» Request
Copy each line of the entries that contains the word "color".

* BEGIN *

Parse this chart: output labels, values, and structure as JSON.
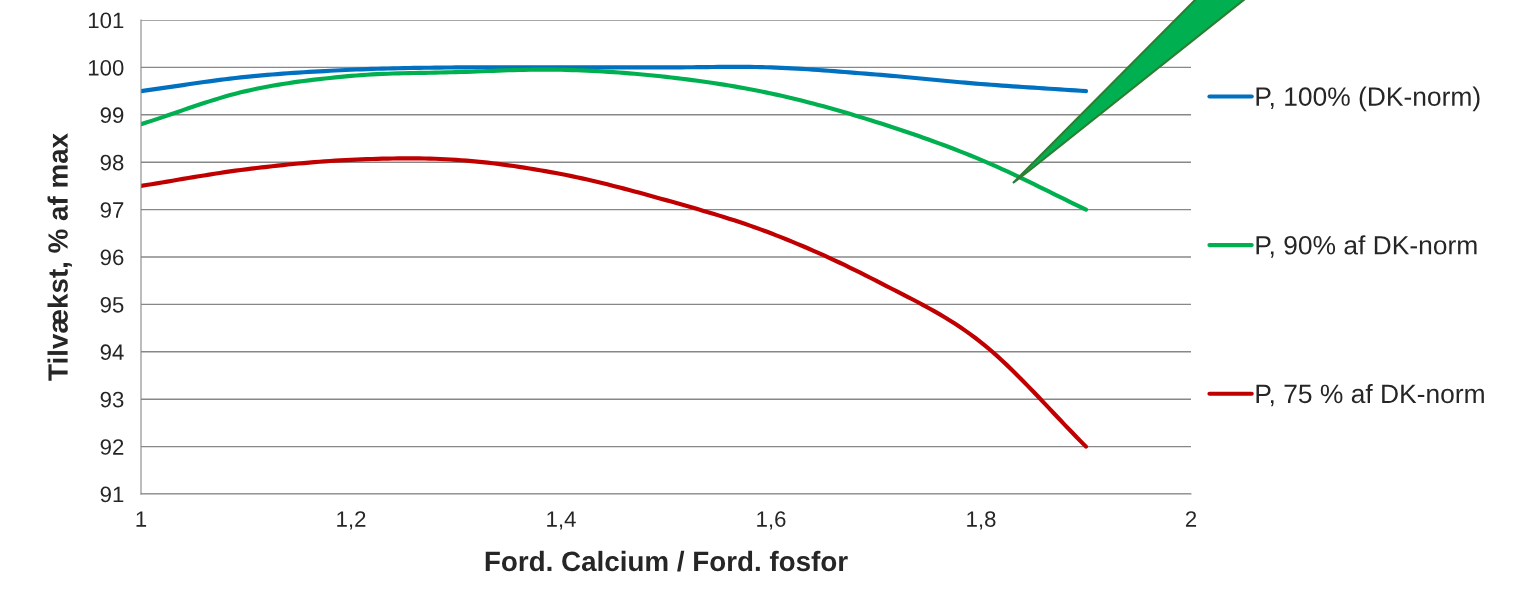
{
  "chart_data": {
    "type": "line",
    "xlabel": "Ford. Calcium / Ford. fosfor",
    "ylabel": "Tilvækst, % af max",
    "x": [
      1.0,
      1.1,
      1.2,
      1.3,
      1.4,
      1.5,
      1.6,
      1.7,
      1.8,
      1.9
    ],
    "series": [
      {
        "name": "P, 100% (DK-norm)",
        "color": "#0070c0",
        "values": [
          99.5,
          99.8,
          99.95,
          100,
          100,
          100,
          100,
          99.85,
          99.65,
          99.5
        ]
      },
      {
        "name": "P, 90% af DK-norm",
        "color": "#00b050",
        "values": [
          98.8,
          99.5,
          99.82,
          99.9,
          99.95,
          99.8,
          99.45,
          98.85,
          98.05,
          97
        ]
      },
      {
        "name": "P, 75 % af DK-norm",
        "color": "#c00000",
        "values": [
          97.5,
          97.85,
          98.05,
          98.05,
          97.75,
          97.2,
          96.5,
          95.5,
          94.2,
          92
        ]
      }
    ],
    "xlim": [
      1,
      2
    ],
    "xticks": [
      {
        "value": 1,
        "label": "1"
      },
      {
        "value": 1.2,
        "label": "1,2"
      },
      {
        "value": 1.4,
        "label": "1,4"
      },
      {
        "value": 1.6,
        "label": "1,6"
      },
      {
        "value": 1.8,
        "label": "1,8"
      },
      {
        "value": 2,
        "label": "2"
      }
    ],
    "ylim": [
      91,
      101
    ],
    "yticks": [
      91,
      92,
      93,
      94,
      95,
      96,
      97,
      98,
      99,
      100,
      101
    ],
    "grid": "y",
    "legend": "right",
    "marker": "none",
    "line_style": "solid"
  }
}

* END *

» Reply
        "color": "#0070c0",
        "color": "#00b050",
        "color": "#c00000",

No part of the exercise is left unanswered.